### What this task involves
Copy out everything from the start of the items down through the line containing "y-tick-label: Ixtapan del", leaving every character unchanged.

### Input records

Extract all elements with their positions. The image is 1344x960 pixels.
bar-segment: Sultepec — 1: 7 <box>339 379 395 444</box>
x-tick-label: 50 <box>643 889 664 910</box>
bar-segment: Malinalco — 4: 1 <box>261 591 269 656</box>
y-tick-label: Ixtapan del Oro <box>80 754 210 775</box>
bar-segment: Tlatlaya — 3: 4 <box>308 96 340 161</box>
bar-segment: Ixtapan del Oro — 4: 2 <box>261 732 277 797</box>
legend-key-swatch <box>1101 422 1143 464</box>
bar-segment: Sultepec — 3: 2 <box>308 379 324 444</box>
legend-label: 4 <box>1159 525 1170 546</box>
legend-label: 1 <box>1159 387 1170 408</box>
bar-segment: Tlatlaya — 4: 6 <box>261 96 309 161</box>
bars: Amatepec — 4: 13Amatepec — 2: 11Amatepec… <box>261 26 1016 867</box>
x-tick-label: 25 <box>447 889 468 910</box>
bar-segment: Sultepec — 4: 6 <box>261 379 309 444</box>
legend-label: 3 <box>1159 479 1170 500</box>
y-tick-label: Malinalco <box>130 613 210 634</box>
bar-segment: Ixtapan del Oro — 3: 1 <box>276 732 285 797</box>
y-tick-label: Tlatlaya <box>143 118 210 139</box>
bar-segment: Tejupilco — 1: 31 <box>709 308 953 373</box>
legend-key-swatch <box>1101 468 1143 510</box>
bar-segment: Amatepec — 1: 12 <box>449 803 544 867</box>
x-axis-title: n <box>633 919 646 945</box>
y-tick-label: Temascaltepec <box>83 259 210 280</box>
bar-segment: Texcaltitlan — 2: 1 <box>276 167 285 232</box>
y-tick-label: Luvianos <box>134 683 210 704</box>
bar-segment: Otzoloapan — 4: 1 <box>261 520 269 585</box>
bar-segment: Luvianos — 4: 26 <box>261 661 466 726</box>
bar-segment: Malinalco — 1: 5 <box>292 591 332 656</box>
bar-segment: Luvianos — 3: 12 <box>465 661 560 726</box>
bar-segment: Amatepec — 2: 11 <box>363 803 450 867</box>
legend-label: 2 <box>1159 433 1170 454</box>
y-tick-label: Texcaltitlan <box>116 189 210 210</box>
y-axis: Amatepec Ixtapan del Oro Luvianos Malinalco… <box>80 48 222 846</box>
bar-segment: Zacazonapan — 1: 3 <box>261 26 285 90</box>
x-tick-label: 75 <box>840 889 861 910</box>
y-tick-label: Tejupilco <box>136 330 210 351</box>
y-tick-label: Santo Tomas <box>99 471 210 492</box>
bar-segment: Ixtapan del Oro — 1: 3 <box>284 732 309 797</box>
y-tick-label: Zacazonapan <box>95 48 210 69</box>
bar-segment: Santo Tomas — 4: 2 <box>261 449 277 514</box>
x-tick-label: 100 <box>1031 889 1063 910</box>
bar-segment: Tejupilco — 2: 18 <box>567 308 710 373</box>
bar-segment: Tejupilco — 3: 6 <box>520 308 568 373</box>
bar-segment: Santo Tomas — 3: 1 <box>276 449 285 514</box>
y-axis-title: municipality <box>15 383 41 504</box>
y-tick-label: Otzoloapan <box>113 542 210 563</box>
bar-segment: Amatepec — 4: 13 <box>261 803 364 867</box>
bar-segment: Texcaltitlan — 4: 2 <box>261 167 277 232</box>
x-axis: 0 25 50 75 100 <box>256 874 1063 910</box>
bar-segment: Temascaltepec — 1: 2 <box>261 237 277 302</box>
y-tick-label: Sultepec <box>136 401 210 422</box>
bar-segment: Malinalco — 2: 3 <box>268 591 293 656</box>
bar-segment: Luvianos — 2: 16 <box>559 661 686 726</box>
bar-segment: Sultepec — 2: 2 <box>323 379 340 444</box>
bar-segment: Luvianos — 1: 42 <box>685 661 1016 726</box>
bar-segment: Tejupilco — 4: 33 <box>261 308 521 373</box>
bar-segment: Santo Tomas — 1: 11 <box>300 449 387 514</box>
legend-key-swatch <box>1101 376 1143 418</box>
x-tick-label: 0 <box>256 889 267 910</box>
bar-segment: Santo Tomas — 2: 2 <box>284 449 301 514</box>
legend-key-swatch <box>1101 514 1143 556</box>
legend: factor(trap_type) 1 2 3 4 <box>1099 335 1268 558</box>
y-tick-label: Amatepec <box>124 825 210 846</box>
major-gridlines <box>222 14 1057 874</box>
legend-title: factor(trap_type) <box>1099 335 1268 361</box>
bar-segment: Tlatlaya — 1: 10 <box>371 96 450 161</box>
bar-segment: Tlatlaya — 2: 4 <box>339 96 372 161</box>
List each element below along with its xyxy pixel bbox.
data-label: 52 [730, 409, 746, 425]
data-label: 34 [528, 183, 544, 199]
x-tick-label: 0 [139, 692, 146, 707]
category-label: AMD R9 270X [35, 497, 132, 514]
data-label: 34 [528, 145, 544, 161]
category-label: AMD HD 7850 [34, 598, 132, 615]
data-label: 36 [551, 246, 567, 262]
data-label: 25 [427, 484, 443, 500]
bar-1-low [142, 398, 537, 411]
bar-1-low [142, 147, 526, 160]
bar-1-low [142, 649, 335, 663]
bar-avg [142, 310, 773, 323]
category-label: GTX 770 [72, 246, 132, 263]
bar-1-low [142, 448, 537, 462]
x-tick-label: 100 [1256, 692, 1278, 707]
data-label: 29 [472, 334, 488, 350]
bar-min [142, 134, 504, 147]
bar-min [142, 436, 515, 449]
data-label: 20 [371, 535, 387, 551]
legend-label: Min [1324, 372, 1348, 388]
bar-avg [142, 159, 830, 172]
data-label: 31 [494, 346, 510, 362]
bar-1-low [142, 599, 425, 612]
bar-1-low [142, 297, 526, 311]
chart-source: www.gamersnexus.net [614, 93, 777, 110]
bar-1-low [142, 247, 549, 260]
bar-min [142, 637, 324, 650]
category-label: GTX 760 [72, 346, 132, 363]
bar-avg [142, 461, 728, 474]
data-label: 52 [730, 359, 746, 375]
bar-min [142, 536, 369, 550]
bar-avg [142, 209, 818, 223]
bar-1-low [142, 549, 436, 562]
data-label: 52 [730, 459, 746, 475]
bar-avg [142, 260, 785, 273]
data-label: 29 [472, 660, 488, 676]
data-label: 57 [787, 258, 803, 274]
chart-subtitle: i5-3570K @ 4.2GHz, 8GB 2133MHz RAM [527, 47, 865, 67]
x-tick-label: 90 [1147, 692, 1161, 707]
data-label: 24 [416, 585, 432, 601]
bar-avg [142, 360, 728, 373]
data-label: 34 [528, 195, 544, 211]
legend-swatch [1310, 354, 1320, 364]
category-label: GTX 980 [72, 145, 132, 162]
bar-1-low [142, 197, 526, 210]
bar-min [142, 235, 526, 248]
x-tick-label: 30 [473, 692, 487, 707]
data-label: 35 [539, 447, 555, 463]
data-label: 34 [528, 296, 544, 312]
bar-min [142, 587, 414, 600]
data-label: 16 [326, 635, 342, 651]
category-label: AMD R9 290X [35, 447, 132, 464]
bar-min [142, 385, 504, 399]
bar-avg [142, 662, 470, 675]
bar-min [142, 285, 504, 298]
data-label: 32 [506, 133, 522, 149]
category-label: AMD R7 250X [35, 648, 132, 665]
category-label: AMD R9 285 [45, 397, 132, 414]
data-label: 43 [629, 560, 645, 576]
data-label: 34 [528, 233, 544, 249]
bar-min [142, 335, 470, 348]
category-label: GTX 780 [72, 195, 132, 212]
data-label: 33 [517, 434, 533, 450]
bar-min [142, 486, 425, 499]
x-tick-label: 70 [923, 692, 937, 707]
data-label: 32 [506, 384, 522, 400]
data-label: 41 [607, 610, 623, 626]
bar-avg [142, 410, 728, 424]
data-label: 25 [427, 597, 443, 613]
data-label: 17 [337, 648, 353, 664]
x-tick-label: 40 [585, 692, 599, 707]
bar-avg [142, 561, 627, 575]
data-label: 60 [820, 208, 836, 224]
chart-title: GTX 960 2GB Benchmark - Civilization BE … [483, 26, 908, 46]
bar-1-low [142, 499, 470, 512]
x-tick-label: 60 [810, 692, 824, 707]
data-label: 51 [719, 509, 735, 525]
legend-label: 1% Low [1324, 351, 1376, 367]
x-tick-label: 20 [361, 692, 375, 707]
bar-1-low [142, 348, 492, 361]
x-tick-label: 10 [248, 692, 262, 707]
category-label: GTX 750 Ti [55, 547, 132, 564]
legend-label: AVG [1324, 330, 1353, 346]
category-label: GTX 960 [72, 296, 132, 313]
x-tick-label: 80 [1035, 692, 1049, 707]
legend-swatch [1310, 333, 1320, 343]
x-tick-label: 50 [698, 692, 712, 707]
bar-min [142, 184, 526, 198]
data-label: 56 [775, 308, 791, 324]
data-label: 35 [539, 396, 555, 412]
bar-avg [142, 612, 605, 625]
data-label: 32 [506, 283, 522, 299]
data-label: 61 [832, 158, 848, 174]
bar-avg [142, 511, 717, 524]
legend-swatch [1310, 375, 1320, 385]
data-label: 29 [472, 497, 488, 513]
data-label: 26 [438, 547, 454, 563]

### Answer to this exercise
Extract all elements with their positions. The image is 1344x960 pixels.
bar-segment: Sultepec — 1: 7 <box>339 379 395 444</box>
x-tick-label: 50 <box>643 889 664 910</box>
bar-segment: Malinalco — 4: 1 <box>261 591 269 656</box>
y-tick-label: Ixtapan del Oro <box>80 754 210 775</box>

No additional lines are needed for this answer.